-- START Information supplied --

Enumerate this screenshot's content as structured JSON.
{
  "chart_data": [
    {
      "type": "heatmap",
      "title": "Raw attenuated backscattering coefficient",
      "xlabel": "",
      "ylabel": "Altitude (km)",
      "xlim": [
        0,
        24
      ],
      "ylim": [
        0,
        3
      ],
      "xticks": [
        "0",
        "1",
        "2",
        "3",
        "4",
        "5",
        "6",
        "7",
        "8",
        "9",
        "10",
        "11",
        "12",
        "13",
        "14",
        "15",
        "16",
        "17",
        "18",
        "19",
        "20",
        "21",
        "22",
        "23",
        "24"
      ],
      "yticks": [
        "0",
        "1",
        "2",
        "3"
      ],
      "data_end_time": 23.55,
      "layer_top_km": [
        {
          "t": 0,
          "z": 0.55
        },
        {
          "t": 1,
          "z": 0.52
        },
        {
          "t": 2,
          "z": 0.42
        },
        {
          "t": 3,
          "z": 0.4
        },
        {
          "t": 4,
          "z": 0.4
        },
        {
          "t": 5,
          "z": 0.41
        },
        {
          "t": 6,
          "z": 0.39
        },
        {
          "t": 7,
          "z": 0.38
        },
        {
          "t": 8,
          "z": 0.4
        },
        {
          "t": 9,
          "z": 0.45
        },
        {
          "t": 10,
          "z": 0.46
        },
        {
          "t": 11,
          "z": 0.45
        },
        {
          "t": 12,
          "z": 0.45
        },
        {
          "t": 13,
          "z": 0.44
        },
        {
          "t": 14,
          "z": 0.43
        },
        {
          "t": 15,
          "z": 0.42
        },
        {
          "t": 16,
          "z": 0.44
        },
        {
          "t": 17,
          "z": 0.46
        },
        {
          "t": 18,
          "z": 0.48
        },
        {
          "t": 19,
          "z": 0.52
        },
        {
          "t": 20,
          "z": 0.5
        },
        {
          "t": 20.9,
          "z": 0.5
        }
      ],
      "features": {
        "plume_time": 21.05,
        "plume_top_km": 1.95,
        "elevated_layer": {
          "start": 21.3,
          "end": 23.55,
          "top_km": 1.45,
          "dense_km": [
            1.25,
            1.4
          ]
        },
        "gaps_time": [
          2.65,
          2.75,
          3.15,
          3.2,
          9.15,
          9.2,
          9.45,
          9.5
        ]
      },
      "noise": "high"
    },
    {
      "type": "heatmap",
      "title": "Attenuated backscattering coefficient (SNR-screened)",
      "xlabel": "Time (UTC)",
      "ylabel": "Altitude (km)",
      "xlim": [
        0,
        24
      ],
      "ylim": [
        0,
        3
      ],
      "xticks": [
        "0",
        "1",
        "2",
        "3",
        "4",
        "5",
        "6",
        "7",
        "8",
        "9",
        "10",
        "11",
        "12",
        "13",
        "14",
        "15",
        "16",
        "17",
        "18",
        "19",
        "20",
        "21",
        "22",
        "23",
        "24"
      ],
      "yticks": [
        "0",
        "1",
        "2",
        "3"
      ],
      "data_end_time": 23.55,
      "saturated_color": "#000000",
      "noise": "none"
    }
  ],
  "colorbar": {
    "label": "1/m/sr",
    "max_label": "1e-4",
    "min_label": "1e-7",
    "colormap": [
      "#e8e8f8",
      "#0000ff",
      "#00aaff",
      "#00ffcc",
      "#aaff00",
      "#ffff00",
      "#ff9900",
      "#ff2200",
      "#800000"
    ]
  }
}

-- END Information supplied --

- _Short task_
In this exercise, repeat all entries exactly.

- _The response_
Enumerate this screenshot's content as structured JSON.
{
  "chart_data": [
    {
      "type": "heatmap",
      "title": "Raw attenuated backscattering coefficient",
      "xlabel": "",
      "ylabel": "Altitude (km)",
      "xlim": [
        0,
        24
      ],
      "ylim": [
        0,
        3
      ],
      "xticks": [
        "0",
        "1",
        "2",
        "3",
        "4",
        "5",
        "6",
        "7",
        "8",
        "9",
        "10",
        "11",
        "12",
        "13",
        "14",
        "15",
        "16",
        "17",
        "18",
        "19",
        "20",
        "21",
        "22",
        "23",
        "24"
      ],
      "yticks": [
        "0",
        "1",
        "2",
        "3"
      ],
      "data_end_time": 23.55,
      "layer_top_km": [
        {
          "t": 0,
          "z": 0.55
        },
        {
          "t": 1,
          "z": 0.52
        },
        {
          "t": 2,
          "z": 0.42
        },
        {
          "t": 3,
          "z": 0.4
        },
        {
          "t": 4,
          "z": 0.4
        },
        {
          "t": 5,
          "z": 0.41
        },
        {
          "t": 6,
          "z": 0.39
        },
        {
          "t": 7,
          "z": 0.38
        },
        {
          "t": 8,
          "z": 0.4
        },
        {
          "t": 9,
          "z": 0.45
        },
        {
          "t": 10,
          "z": 0.46
        },
        {
          "t": 11,
          "z": 0.45
        },
        {
          "t": 12,
          "z": 0.45
        },
        {
          "t": 13,
          "z": 0.44
        },
        {
          "t": 14,
          "z": 0.43
        },
        {
          "t": 15,
          "z": 0.42
        },
        {
          "t": 16,
          "z": 0.44
        },
        {
          "t": 17,
          "z": 0.46
        },
        {
          "t": 18,
          "z": 0.48
        },
        {
          "t": 19,
          "z": 0.52
        },
        {
          "t": 20,
          "z": 0.5
        },
        {
          "t": 20.9,
          "z": 0.5
        }
      ],
      "features": {
        "plume_time": 21.05,
        "plume_top_km": 1.95,
        "elevated_layer": {
          "start": 21.3,
          "end": 23.55,
          "top_km": 1.45,
          "dense_km": [
            1.25,
            1.4
          ]
        },
        "gaps_time": [
          2.65,
          2.75,
          3.15,
          3.2,
          9.15,
          9.2,
          9.45,
          9.5
        ]
      },
      "noise": "high"
    },
    {
      "type": "heatmap",
      "title": "Attenuated backscattering coefficient (SNR-screened)",
      "xlabel": "Time (UTC)",
      "ylabel": "Altitude (km)",
      "xlim": [
        0,
        24
      ],
      "ylim": [
        0,
        3
      ],
      "xticks": [
        "0",
        "1",
        "2",
        "3",
        "4",
        "5",
        "6",
        "7",
        "8",
        "9",
        "10",
        "11",
        "12",
        "13",
        "14",
        "15",
        "16",
        "17",
        "18",
        "19",
        "20",
        "21",
        "22",
        "23",
        "24"
      ],
      "yticks": [
        "0",
        "1",
        "2",
        "3"
      ],
      "data_end_time": 23.55,
      "saturated_color": "#000000",
      "noise": "none"
    }
  ],
  "colorbar": {
    "label": "1/m/sr",
    "max_label": "1e-4",
    "min_label": "1e-7",
    "colormap": [
      "#e8e8f8",
      "#0000ff",
      "#00aaff",
      "#00ffcc",
      "#aaff00",
      "#ffff00",
      "#ff9900",
      "#ff2200",
      "#800000"
    ]
  }
}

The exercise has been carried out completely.